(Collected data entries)
========

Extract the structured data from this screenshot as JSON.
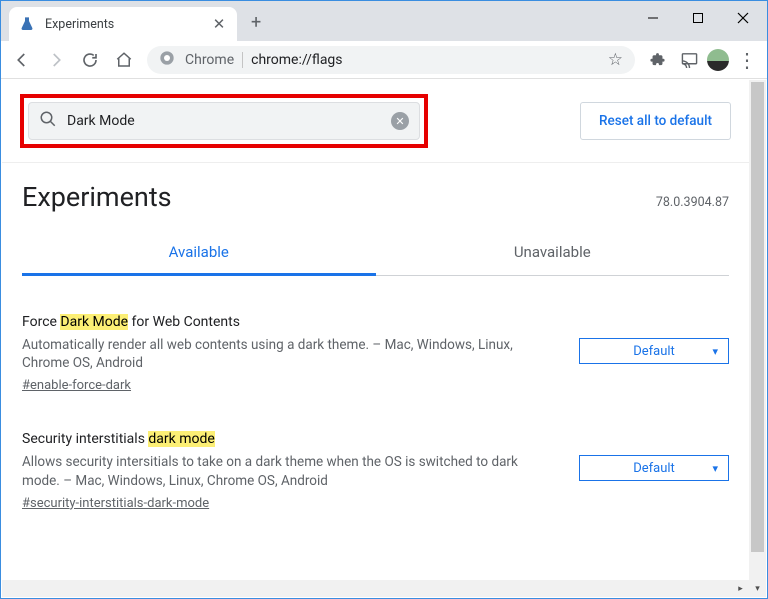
{
  "titlebar": {
    "tab_title": "Experiments",
    "close_x": "✕",
    "new_tab": "+"
  },
  "urlbar": {
    "host": "Chrome",
    "path": "chrome://flags",
    "star": "☆",
    "kebab": "⋮"
  },
  "search": {
    "value": "Dark Mode",
    "reset_label": "Reset all to default"
  },
  "heading": {
    "title": "Experiments",
    "version": "78.0.3904.87"
  },
  "tabs": {
    "available": "Available",
    "unavailable": "Unavailable"
  },
  "flags": [
    {
      "title_pre": "Force ",
      "title_mark": "Dark Mode",
      "title_post": " for Web Contents",
      "desc": "Automatically render all web contents using a dark theme. – Mac, Windows, Linux, Chrome OS, Android",
      "anchor": "#enable-force-dark",
      "select": "Default"
    },
    {
      "title_pre": "Security interstitials ",
      "title_mark": "dark mode",
      "title_post": "",
      "desc": "Allows security intersitials to take on a dark theme when the OS is switched to dark mode. – Mac, Windows, Linux, Chrome OS, Android",
      "anchor": "#security-interstitials-dark-mode",
      "select": "Default"
    }
  ]
}
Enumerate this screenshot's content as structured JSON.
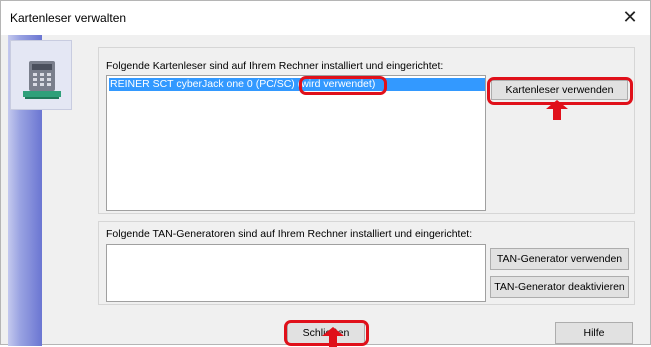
{
  "window": {
    "title": "Kartenleser verwalten",
    "close_glyph": "✕"
  },
  "readers_group": {
    "label": "Folgende Kartenleser sind auf Ihrem Rechner installiert und eingerichtet:",
    "items": [
      {
        "name": "REINER SCT cyberJack one 0 (PC/SC)",
        "status": "(wird verwendet)"
      }
    ],
    "use_button": "Kartenleser verwenden"
  },
  "tan_group": {
    "label": "Folgende TAN-Generatoren sind auf Ihrem Rechner installiert und eingerichtet:",
    "use_button": "TAN-Generator verwenden",
    "deactivate_button": "TAN-Generator deaktivieren"
  },
  "footer": {
    "close_button": "Schließen",
    "help_button": "Hilfe"
  },
  "colors": {
    "accent": "#3399ff",
    "highlight": "#e0101a"
  },
  "icons": {
    "sidebar": "card-reader-icon"
  }
}
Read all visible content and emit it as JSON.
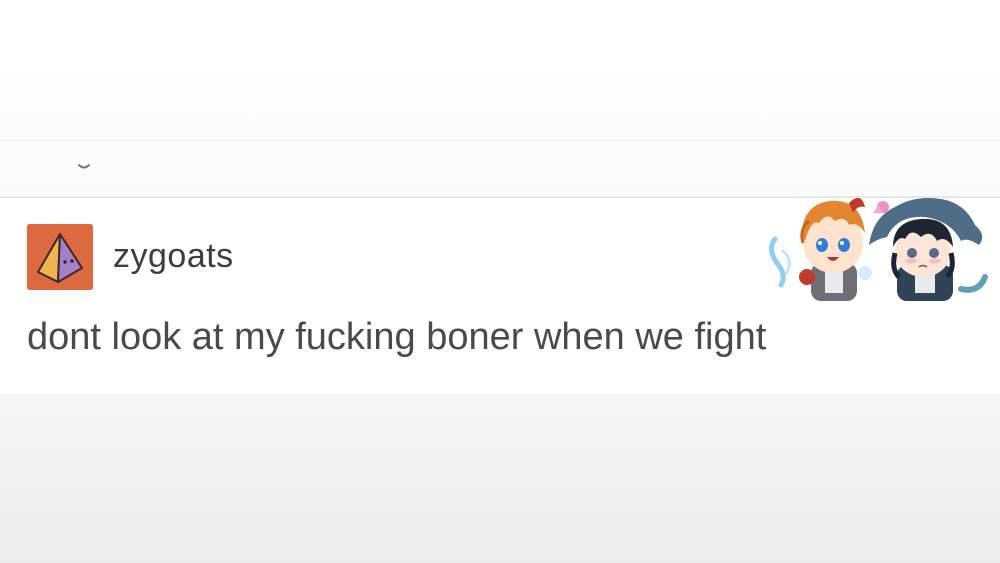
{
  "post": {
    "username": "zygoats",
    "text": "dont look at my fucking boner when we fight"
  },
  "avatar": {
    "icon": "pyramid-icon",
    "background": "#dd6a3e"
  },
  "stickers": {
    "icon": "chibi-characters-sticker"
  },
  "colors": {
    "page": "#ffffff",
    "text": "#4a4a4a",
    "divider": "#e8e8e8"
  }
}
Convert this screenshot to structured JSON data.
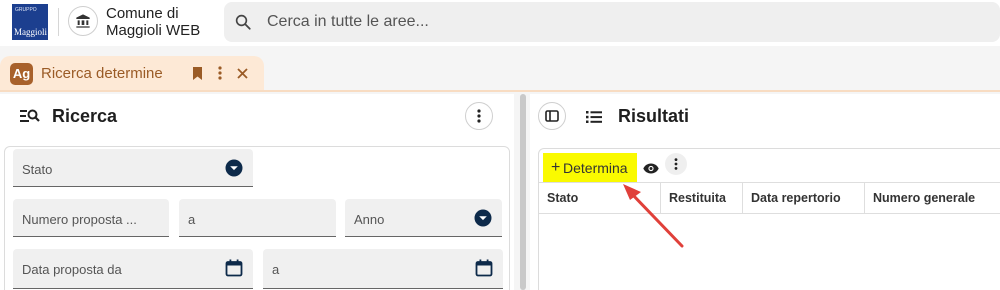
{
  "header": {
    "logo": {
      "small_text": "GRUPPO",
      "big_text": "Maggioli"
    },
    "app_title_line1": "Comune di",
    "app_title_line2": "Maggioli WEB",
    "search": {
      "placeholder": "Cerca in tutte le aree..."
    }
  },
  "tab": {
    "badge": "Ag",
    "label": "Ricerca determine"
  },
  "search_panel": {
    "title": "Ricerca",
    "fields": {
      "stato": "Stato",
      "numero_proposta": "Numero proposta ...",
      "numero_proposta_a": "a",
      "anno": "Anno",
      "data_proposta_da": "Data proposta da",
      "data_proposta_a": "a"
    }
  },
  "results_panel": {
    "title": "Risultati",
    "add_button": {
      "plus": "+",
      "label": "Determina"
    },
    "columns": [
      "Stato",
      "Restituita",
      "Data repertorio",
      "Numero generale"
    ]
  },
  "colors": {
    "tab_bg": "#fde9d6",
    "tab_accent": "#a8612b",
    "highlight": "#fafa00",
    "arrow": "#e0403a",
    "dropdown_icon": "#0d2a4a"
  }
}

========

Give again, unchanged, only the lines from the line containing "Enumerate this screenshot's" to the last line of the records above. Pictures do not belong in the copy.

Enumerate this screenshot's content as structured JSON.
{
  "window": {
    "title": "Kartenleser verwalten",
    "close_glyph": "✕"
  },
  "readers_group": {
    "label": "Folgende Kartenleser sind auf Ihrem Rechner installiert und eingerichtet:",
    "items": [
      {
        "name": "REINER SCT cyberJack one 0 (PC/SC)",
        "status": "(wird verwendet)"
      }
    ],
    "use_button": "Kartenleser verwenden"
  },
  "tan_group": {
    "label": "Folgende TAN-Generatoren sind auf Ihrem Rechner installiert und eingerichtet:",
    "use_button": "TAN-Generator verwenden",
    "deactivate_button": "TAN-Generator deaktivieren"
  },
  "footer": {
    "close_button": "Schließen",
    "help_button": "Hilfe"
  },
  "colors": {
    "accent": "#3399ff",
    "highlight": "#e0101a"
  },
  "icons": {
    "sidebar": "card-reader-icon"
  }
}
Read all visible content and emit it as JSON.
{
  "post": {
    "username": "zygoats",
    "text": "dont look at my fucking boner when we fight"
  },
  "avatar": {
    "icon": "pyramid-icon",
    "background": "#dd6a3e"
  },
  "stickers": {
    "icon": "chibi-characters-sticker"
  },
  "colors": {
    "page": "#ffffff",
    "text": "#4a4a4a",
    "divider": "#e8e8e8"
  }
}
Convert this screenshot to structured JSON data.
{
  "header": {
    "logo": {
      "small_text": "GRUPPO",
      "big_text": "Maggioli"
    },
    "app_title_line1": "Comune di",
    "app_title_line2": "Maggioli WEB",
    "search": {
      "placeholder": "Cerca in tutte le aree..."
    }
  },
  "tab": {
    "badge": "Ag",
    "label": "Ricerca determine"
  },
  "search_panel": {
    "title": "Ricerca",
    "fields": {
      "stato": "Stato",
      "numero_proposta": "Numero proposta ...",
      "numero_proposta_a": "a",
      "anno": "Anno",
      "data_proposta_da": "Data proposta da",
      "data_proposta_a": "a"
    }
  },
  "results_panel": {
    "title": "Risultati",
    "add_button": {
      "plus": "+",
      "label": "Determina"
    },
    "columns": [
      "Stato",
      "Restituita",
      "Data repertorio",
      "Numero generale"
    ]
  },
  "colors": {
    "tab_bg": "#fde9d6",
    "tab_accent": "#a8612b",
    "highlight": "#fafa00",
    "arrow": "#e0403a",
    "dropdown_icon": "#0d2a4a"
  }
}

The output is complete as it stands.